- [STATED TASK]:
Write out the listing lines word for word, starting with the line that contains "peak-label: 412 nm: [500, 428, 548, 444]" and going on through the line that contains "Give me the".

- [DATA FOR THIS TASK]:

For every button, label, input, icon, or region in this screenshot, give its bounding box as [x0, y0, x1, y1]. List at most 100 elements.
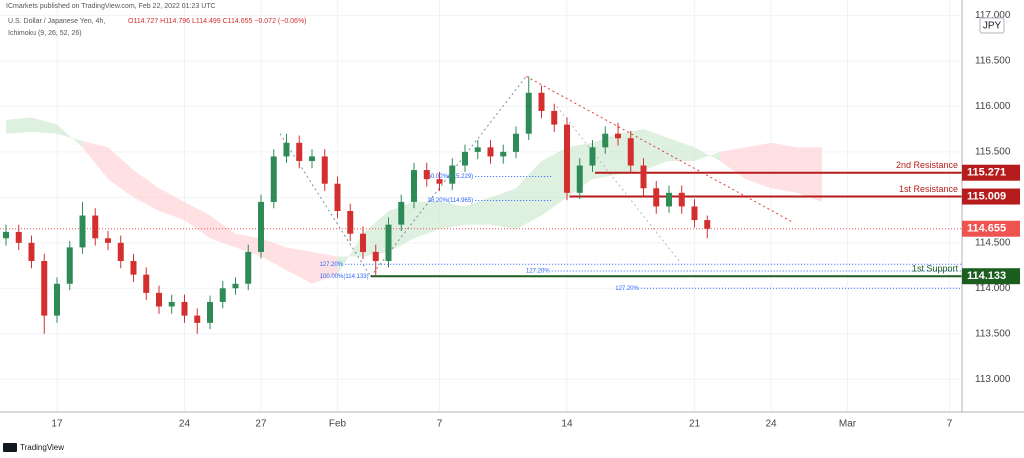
- candle-body: [321, 156, 328, 184]
- candle-body: [296, 142, 303, 161]
- level-name: 1st Support: [912, 264, 959, 274]
- y-tick-label: 114.000: [975, 283, 1011, 294]
- candle-body: [130, 261, 137, 275]
- ichimoku-cloud: [515, 160, 542, 230]
- price-box-label: 114.655: [967, 223, 1006, 235]
- candle-body: [627, 138, 634, 166]
- candle-body: [194, 315, 201, 323]
- candle-body: [143, 274, 150, 293]
- candle-body: [385, 224, 392, 262]
- y-tick-label: 116.000: [975, 101, 1011, 112]
- ichimoku-cloud: [771, 142, 797, 193]
- ichimoku-cloud: [490, 188, 516, 230]
- ichimoku-cloud: [694, 147, 721, 161]
- y-tick-label: 116.500: [975, 56, 1011, 67]
- fib-label: 127.20%: [526, 269, 550, 275]
- y-tick-label: 115.500: [975, 147, 1011, 158]
- candle-body: [117, 242, 124, 262]
- ichimoku-cloud: [439, 201, 465, 230]
- trend-line: [370, 76, 527, 277]
- price-box-label: 115.009: [967, 190, 1006, 202]
- ichimoku-cloud: [133, 170, 159, 212]
- candle-body: [15, 231, 22, 243]
- candle-body: [500, 151, 507, 157]
- price-box: [962, 188, 1020, 205]
- candle-body: [538, 92, 545, 111]
- ichimoku-cloud: [541, 147, 567, 216]
- fib-label: 100.00%(114.133): [320, 274, 369, 280]
- candle-body: [168, 301, 175, 307]
- ichimoku-cloud: [184, 201, 210, 239]
- y-tick-label: 113.000: [975, 374, 1011, 385]
- candle-body: [257, 201, 264, 252]
- candle-body: [206, 301, 213, 323]
- price-box: [962, 268, 1020, 285]
- ichimoku-cloud: [31, 117, 57, 134]
- candle-body: [449, 165, 456, 184]
- level-name: 1st Resistance: [899, 184, 958, 194]
- x-tick-label: 7: [947, 419, 953, 430]
- candle-body: [92, 215, 99, 239]
- logo-icon: [3, 443, 17, 452]
- candle-body: [410, 170, 417, 202]
- candle-body: [461, 151, 468, 166]
- price-box: [962, 164, 1020, 181]
- candle-body: [487, 147, 494, 157]
- candle-body: [551, 110, 558, 125]
- x-tick-label: 21: [689, 419, 701, 430]
- fib-label: 127.20%: [319, 262, 343, 268]
- x-tick-label: 14: [561, 419, 573, 430]
- candle-body: [334, 183, 341, 212]
- trend-line: [525, 75, 795, 224]
- candle-body: [219, 288, 226, 302]
- price-box-label: 115.271: [967, 167, 1006, 179]
- candle-body: [232, 283, 239, 289]
- candle-body: [704, 220, 711, 229]
- x-tick-label: 7: [437, 419, 443, 430]
- ichimoku-cloud: [286, 247, 312, 284]
- candle-body: [181, 301, 188, 316]
- y-tick-label: 117.000: [975, 10, 1011, 21]
- candle-body: [653, 188, 660, 207]
- candle-body: [372, 251, 379, 262]
- ichimoku-cloud: [82, 140, 108, 180]
- y-tick-label: 113.500: [975, 328, 1011, 339]
- ohlc: O114.727 H114.796 L114.499 C114.655 −0.0…: [128, 18, 307, 25]
- candle-body: [270, 156, 277, 202]
- x-tick-label: 17: [51, 419, 63, 430]
- x-tick-label: 27: [255, 419, 267, 430]
- ichimoku-cloud: [5, 117, 32, 134]
- ichimoku-cloud: [337, 233, 363, 275]
- candle-body: [512, 133, 519, 152]
- candle-body: [104, 238, 111, 243]
- candle-body: [66, 247, 73, 284]
- candle-body: [28, 242, 35, 262]
- candle-body: [41, 261, 48, 316]
- ichimoku-cloud: [158, 188, 185, 221]
- x-tick-label: Mar: [839, 419, 857, 430]
- ichimoku-cloud: [56, 124, 83, 148]
- ichimoku-cloud: [362, 211, 389, 257]
- level-name: 2nd Resistance: [896, 160, 958, 170]
- candle-body: [576, 165, 583, 193]
- candle-body: [2, 231, 9, 239]
- fib-label: 127.20%: [615, 286, 639, 292]
- ichimoku-cloud: [260, 238, 287, 271]
- candle-body: [640, 165, 647, 189]
- ichimoku-cloud: [643, 129, 670, 171]
- y-tick-label: 114.500: [975, 237, 1011, 248]
- ichimoku-cloud: [107, 147, 134, 198]
- candle-body: [308, 156, 315, 161]
- price-box-label: 114.133: [967, 270, 1006, 282]
- indicator: Ichimoku (9, 26, 52, 26): [8, 30, 82, 37]
- candle-body: [283, 142, 290, 157]
- fib-label: 38.20%(114.965): [428, 198, 474, 204]
- candle-body: [53, 283, 60, 316]
- candle-body: [615, 133, 622, 139]
- currency-box: [979, 17, 1005, 34]
- trend-line: [279, 133, 372, 277]
- footer-logo: TradingView: [20, 443, 64, 452]
- ichimoku-cloud: [669, 138, 695, 161]
- candle-body: [359, 233, 366, 252]
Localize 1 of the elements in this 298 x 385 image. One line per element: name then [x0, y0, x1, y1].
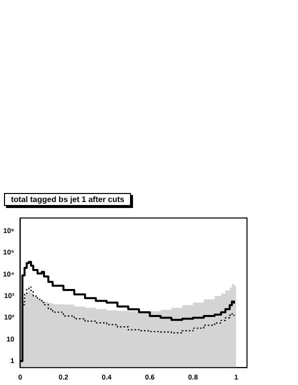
chart-title: total tagged bs jet 1 after cuts — [4, 193, 132, 206]
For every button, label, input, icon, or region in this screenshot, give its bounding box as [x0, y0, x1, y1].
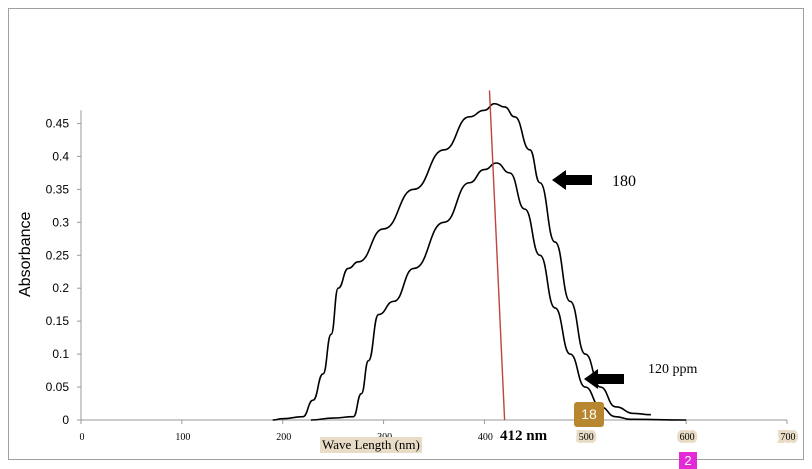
peak-label: 412 nm: [500, 428, 548, 444]
series-label-180: 180: [612, 173, 636, 190]
y-axis-label: Absorbance: [17, 211, 34, 297]
x-tick-label: 200: [276, 432, 291, 443]
y-tick-label: 0.05: [46, 380, 70, 394]
arrow-120: [584, 369, 624, 389]
overlay-badge-2[interactable]: 2: [679, 452, 697, 469]
series-line-120: [310, 162, 687, 421]
x-tick-label: 700: [781, 432, 796, 443]
y-tick-label: 0.2: [52, 281, 69, 295]
y-tick-label: 0: [62, 413, 69, 427]
y-tick-label: 0.4: [52, 149, 69, 163]
y-tick-label: 0.1: [52, 347, 69, 361]
x-tick-label: 600: [680, 432, 695, 443]
x-tick-label: 0: [80, 432, 85, 443]
series-line-180: [272, 102, 651, 421]
chart-frame: [8, 8, 804, 460]
y-tick-label: 0.3: [52, 215, 69, 229]
x-tick-label: 400: [478, 432, 493, 443]
x-tick-label: 100: [175, 432, 190, 443]
y-tick-label: 0.25: [46, 248, 70, 262]
y-tick-label: 0.45: [46, 116, 70, 130]
x-tick-label: 500: [579, 432, 594, 443]
arrow-180: [552, 170, 592, 190]
peak-marker-line: [488, 90, 506, 421]
x-axis-label: Wave Length (nm): [320, 437, 422, 453]
series-label-120: 120 ppm: [648, 362, 698, 377]
y-tick-label: 0.15: [46, 314, 70, 328]
y-tick-label: 0.35: [46, 182, 70, 196]
overlay-badge-18[interactable]: 18: [574, 402, 604, 427]
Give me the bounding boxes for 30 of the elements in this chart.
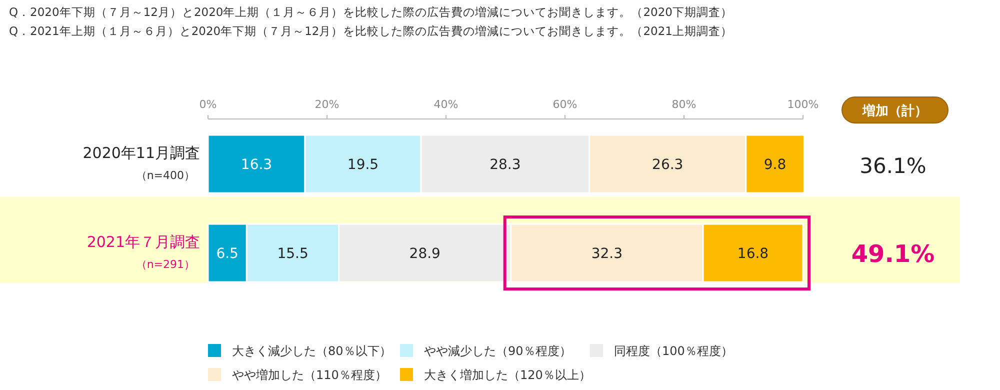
text: 増加（計） <box>862 103 928 119</box>
chart-subtitle: Q．2021年上期（１月～６月）と2020年下期（７月～12月）を比較した際の広告費の増減についてお聞きします。（2021上期調査） <box>9 24 732 38</box>
x-tick-label: 80% <box>672 98 696 111</box>
x-tick-label: 40% <box>434 98 458 111</box>
legend-label: 大きく減少した（80％以下） <box>232 344 392 358</box>
legend-label: やや減少した（90％程度） <box>424 344 572 358</box>
data-label: 16.8 <box>737 246 769 262</box>
text: （n=291） <box>136 258 195 271</box>
data-label: 6.5 <box>216 246 238 262</box>
text: （n=400） <box>136 169 195 182</box>
data-label: 9.8 <box>764 157 786 173</box>
x-tick-label: 100% <box>787 98 819 111</box>
legend-label: 大きく増加した（120％以上） <box>424 368 591 382</box>
data-label: 19.5 <box>347 157 379 173</box>
data-label: 15.5 <box>277 246 308 262</box>
y-tick-label: 2020年11月調査 <box>82 144 200 162</box>
x-tick-label: 20% <box>314 98 340 111</box>
data-label: 28.9 <box>409 246 440 262</box>
x-tick-label: 0% <box>199 98 217 111</box>
text: 49.1% <box>851 240 935 268</box>
chart-title: Q．2020年下期（７月～12月）と2020年上期（１月～６月）を比較した際の広告費の増減についてお聞きします。（2020下期調査） <box>9 5 732 19</box>
data-label: 32.3 <box>591 246 623 262</box>
legend-label: 同程度（100％程度） <box>614 344 733 358</box>
legend-label: やや増加した（110％程度） <box>232 368 387 382</box>
data-label: 26.3 <box>652 157 684 173</box>
text: 36.1% <box>860 154 926 178</box>
x-tick-label: 60% <box>552 98 578 111</box>
data-label: 16.3 <box>240 157 272 173</box>
y-tick-label: 2021年７月調査 <box>86 233 200 251</box>
data-label: 28.3 <box>490 157 521 173</box>
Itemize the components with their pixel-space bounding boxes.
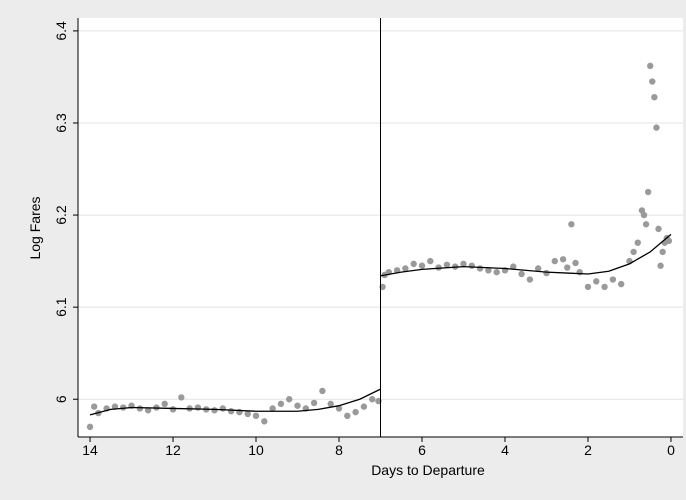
- data-point: [310, 399, 318, 407]
- data-point: [427, 257, 434, 265]
- data-point: [460, 260, 467, 268]
- y-tick-label: 6.3: [53, 113, 69, 133]
- data-point: [526, 276, 534, 283]
- x-tick-label: 6: [418, 442, 426, 458]
- data-point: [601, 283, 608, 291]
- data-point: [665, 237, 673, 245]
- data-point: [136, 405, 144, 412]
- data-point: [647, 62, 654, 70]
- y-tick-label: 6.2: [53, 205, 69, 225]
- data-point: [344, 412, 351, 420]
- y-tick-label: 6.4: [53, 21, 69, 41]
- data-point: [617, 280, 625, 288]
- data-point: [559, 256, 567, 263]
- data-point: [435, 264, 442, 271]
- data-point: [568, 221, 575, 228]
- data-point: [319, 387, 326, 395]
- y-tick-label: 6.1: [53, 297, 69, 317]
- data-point: [211, 407, 218, 414]
- data-point: [277, 400, 285, 408]
- data-point: [178, 394, 185, 401]
- y-axis-title: Log Fares: [27, 196, 43, 259]
- data-point: [418, 262, 426, 269]
- data-point: [510, 263, 517, 270]
- data-point: [493, 268, 500, 276]
- data-point: [609, 276, 617, 283]
- data-point: [630, 248, 637, 256]
- data-point: [269, 405, 276, 412]
- data-point: [572, 259, 579, 267]
- x-axis-title: Days to Departure: [371, 462, 485, 478]
- data-point: [576, 268, 583, 276]
- data-point: [640, 211, 648, 219]
- data-point: [120, 404, 127, 411]
- data-point: [261, 418, 268, 425]
- data-point: [219, 405, 227, 412]
- x-tick-label: 12: [165, 442, 181, 458]
- data-point: [402, 265, 409, 272]
- data-point: [518, 270, 525, 278]
- data-point: [653, 124, 660, 131]
- x-tick-label: 10: [248, 442, 264, 458]
- data-point: [634, 239, 641, 246]
- data-point: [90, 403, 98, 410]
- x-tick-label: 2: [584, 442, 592, 458]
- data-point: [476, 265, 484, 272]
- data-point: [468, 262, 475, 269]
- data-point: [657, 262, 664, 269]
- data-point: [659, 248, 666, 256]
- data-point: [651, 93, 658, 101]
- data-point: [564, 264, 571, 271]
- data-point: [485, 267, 492, 274]
- data-point: [642, 221, 650, 228]
- data-point: [327, 400, 334, 408]
- data-point: [352, 408, 359, 416]
- x-tick-label: 8: [335, 442, 343, 458]
- data-point: [294, 402, 301, 409]
- data-point: [649, 78, 656, 85]
- data-point: [286, 396, 293, 403]
- data-point: [644, 188, 652, 196]
- x-tick-label: 14: [82, 442, 98, 458]
- data-point: [655, 225, 662, 233]
- data-point: [335, 405, 343, 412]
- x-tick-label: 4: [501, 442, 509, 458]
- fit-line: [89, 233, 672, 416]
- data-point: [169, 406, 177, 413]
- y-tick-label: 6: [53, 395, 69, 403]
- data-point: [584, 283, 592, 291]
- data-point: [161, 400, 168, 408]
- data-point: [360, 403, 368, 410]
- x-tick-label: 0: [667, 442, 675, 458]
- data-point: [534, 265, 542, 272]
- data-point: [369, 396, 376, 403]
- data-point: [86, 423, 94, 431]
- data-point: [194, 404, 202, 411]
- data-point: [410, 260, 417, 268]
- data-point: [393, 267, 401, 274]
- data-point: [443, 261, 451, 268]
- data-point: [543, 269, 550, 277]
- data-point: [551, 257, 558, 265]
- data-point: [593, 278, 600, 285]
- data-point: [244, 410, 251, 418]
- data-point: [144, 407, 152, 414]
- data-point: [227, 408, 235, 415]
- data-point: [252, 412, 260, 420]
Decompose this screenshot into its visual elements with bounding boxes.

- [EXERCISE OUTPUT]:
peak-label: 412 nm: [500, 428, 548, 444]
series-label-180: 180: [612, 173, 636, 190]
y-axis-label: Absorbance: [17, 211, 34, 297]
x-tick-label: 200: [276, 432, 291, 443]
y-tick-label: 0.05: [46, 380, 70, 394]
arrow-120: [584, 369, 624, 389]
overlay-badge-2[interactable]: 2: [679, 452, 697, 469]
series-line-120: [310, 162, 687, 421]
x-tick-label: 700: [781, 432, 796, 443]
y-tick-label: 0.2: [52, 281, 69, 295]
y-tick-label: 0: [62, 413, 69, 427]
y-tick-label: 0.4: [52, 149, 69, 163]
y-tick-label: 0.1: [52, 347, 69, 361]
x-tick-label: 600: [680, 432, 695, 443]
x-tick-label: 0: [80, 432, 85, 443]
series-line-180: [272, 102, 651, 421]
chart-frame: [8, 8, 804, 460]
y-tick-label: 0.3: [52, 215, 69, 229]
x-tick-label: 400: [478, 432, 493, 443]
x-tick-label: 100: [175, 432, 190, 443]
y-tick-label: 0.25: [46, 248, 70, 262]
y-tick-label: 0.45: [46, 116, 70, 130]
x-tick-label: 500: [579, 432, 594, 443]
arrow-180: [552, 170, 592, 190]
peak-marker-line: [488, 90, 506, 421]
x-axis-label: Wave Length (nm): [320, 437, 422, 453]
series-label-120: 120 ppm: [648, 362, 698, 377]
y-tick-label: 0.15: [46, 314, 70, 328]
y-tick-label: 0.35: [46, 182, 70, 196]
overlay-badge-18[interactable]: 18: [574, 402, 604, 427]
Give me the bounding boxes for 30 of the elements in this chart.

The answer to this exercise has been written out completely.